*SHORT EXERCISE*. Quote the entries word for word. Omit the pictures.

*STORED DATA*.
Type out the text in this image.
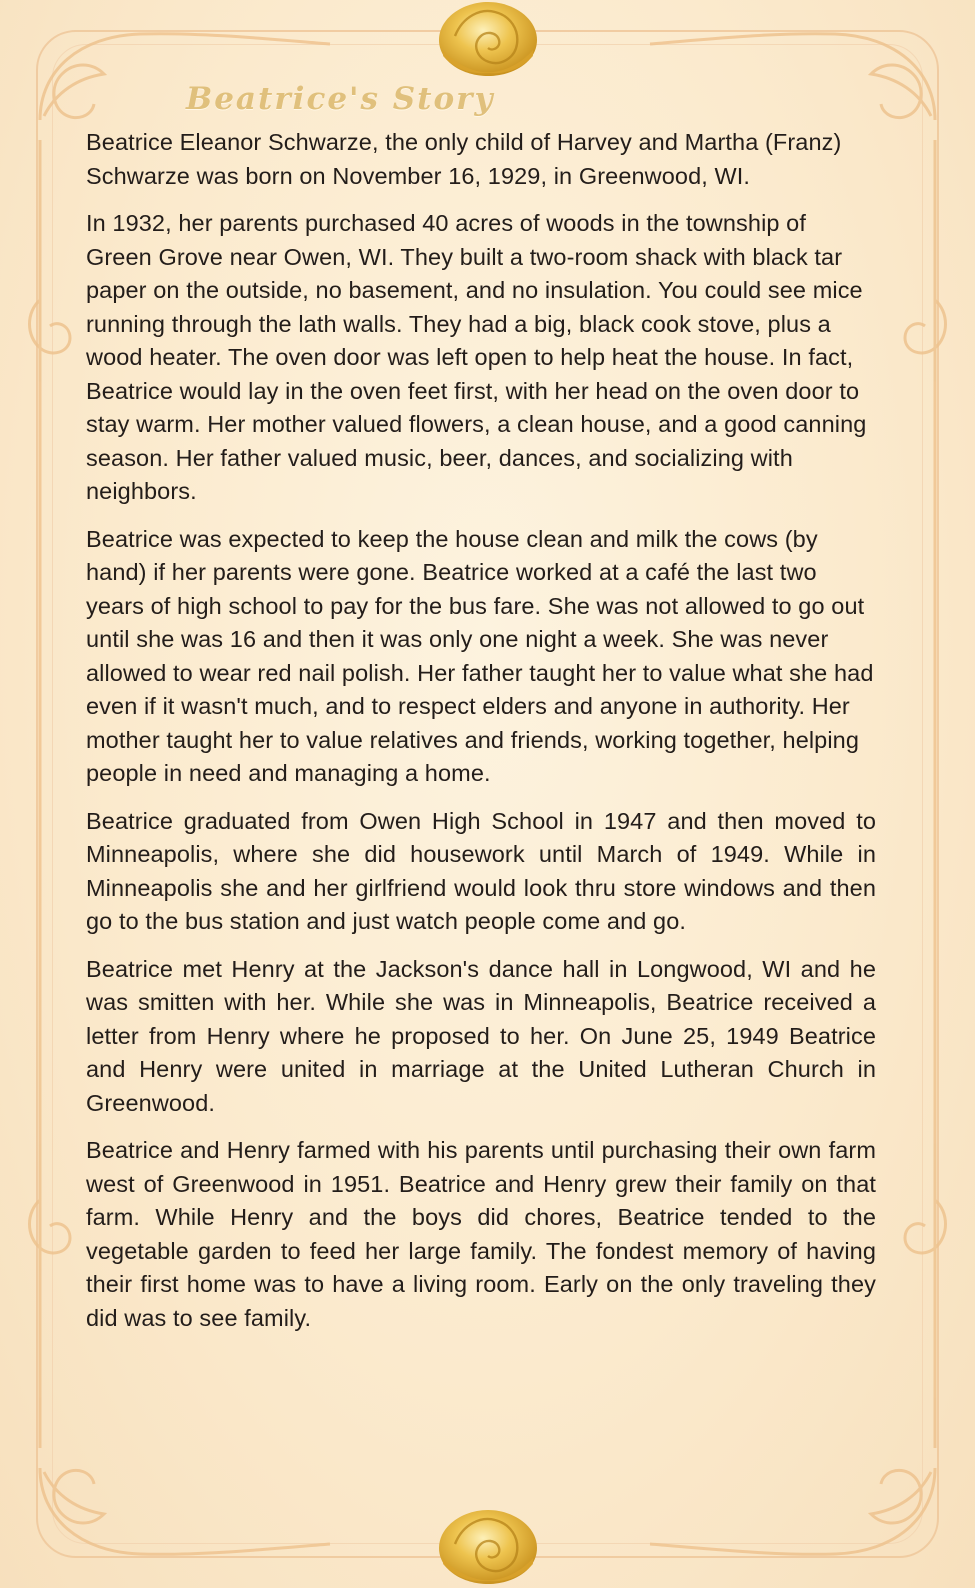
Beatrice's Story

Beatrice Eleanor Schwarze, the only child of Harvey and Martha (Franz) Schwarze was born on November 16, 1929, in Greenwood, WI.

In 1932, her parents purchased 40 acres of woods in the township of Green Grove near Owen, WI. They built a two-room shack with black tar paper on the outside, no basement, and no insulation. You could see mice running through the lath walls. They had a big, black cook stove, plus a wood heater. The oven door was left open to help heat the house. In fact, Beatrice would lay in the oven feet first, with her head on the oven door to stay warm. Her mother valued flowers, a clean house, and a good canning season. Her father valued music, beer, dances, and socializing with neighbors.

Beatrice was expected to keep the house clean and milk the cows (by hand) if her parents were gone. Beatrice worked at a café the last two years of high school to pay for the bus fare. She was not allowed to go out until she was 16 and then it was only one night a week. She was never allowed to wear red nail polish. Her father taught her to value what she had even if it wasn't much, and to respect elders and anyone in authority. Her mother taught her to value relatives and friends, working together, helping people in need and managing a home.

Beatrice graduated from Owen High School in 1947 and then moved to Minneapolis, where she did housework until March of 1949. While in Minneapolis she and her girlfriend would look thru store windows and then go to the bus station and just watch people come and go.

Beatrice met Henry at the Jackson's dance hall in Longwood, WI and he was smitten with her. While she was in Minneapolis, Beatrice received a letter from Henry where he proposed to her. On June 25, 1949 Beatrice and Henry were united in marriage at the United Lutheran Church in Greenwood.

Beatrice and Henry farmed with his parents until purchasing their own farm west of Greenwood in 1951. Beatrice and Henry grew their family on that farm. While Henry and the boys did chores, Beatrice tended to the vegetable garden to feed her large family. The fondest memory of having their first home was to have a living room. Early on the only traveling they did was to see family.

*ANSWER TO THIS PROBLEM*.
Type out the text in this image.
Beatrice's Story

Beatrice Eleanor Schwarze, the only child of Harvey and Martha (Franz) Schwarze was born on November 16, 1929, in Greenwood, WI.

In 1932, her parents purchased 40 acres of woods in the township of Green Grove near Owen, WI. They built a two-room shack with black tar paper on the outside, no basement, and no insulation. You could see mice running through the lath walls. They had a big, black cook stove, plus a wood heater. The oven door was left open to help heat the house. In fact, Beatrice would lay in the oven feet first, with her head on the oven door to stay warm. Her mother valued flowers, a clean house, and a good canning season. Her father valued music, beer, dances, and socializing with neighbors.

Beatrice was expected to keep the house clean and milk the cows (by hand) if her parents were gone. Beatrice worked at a café the last two years of high school to pay for the bus fare. She was not allowed to go out until she was 16 and then it was only one night a week. She was never allowed to wear red nail polish. Her father taught her to value what she had even if it wasn't much, and to respect elders and anyone in authority. Her mother taught her to value relatives and friends, working together, helping people in need and managing a home.

Beatrice graduated from Owen High School in 1947 and then moved to Minneapolis, where she did housework until March of 1949. While in Minneapolis she and her girlfriend would look thru store windows and then go to the bus station and just watch people come and go.

Beatrice met Henry at the Jackson's dance hall in Longwood, WI and he was smitten with her. While she was in Minneapolis, Beatrice received a letter from Henry where he proposed to her. On June 25, 1949 Beatrice and Henry were united in marriage at the United Lutheran Church in Greenwood.

Beatrice and Henry farmed with his parents until purchasing their own farm west of Greenwood in 1951. Beatrice and Henry grew their family on that farm. While Henry and the boys did chores, Beatrice tended to the vegetable garden to feed her large family. The fondest memory of having their first home was to have a living room. Early on the only traveling they did was to see family.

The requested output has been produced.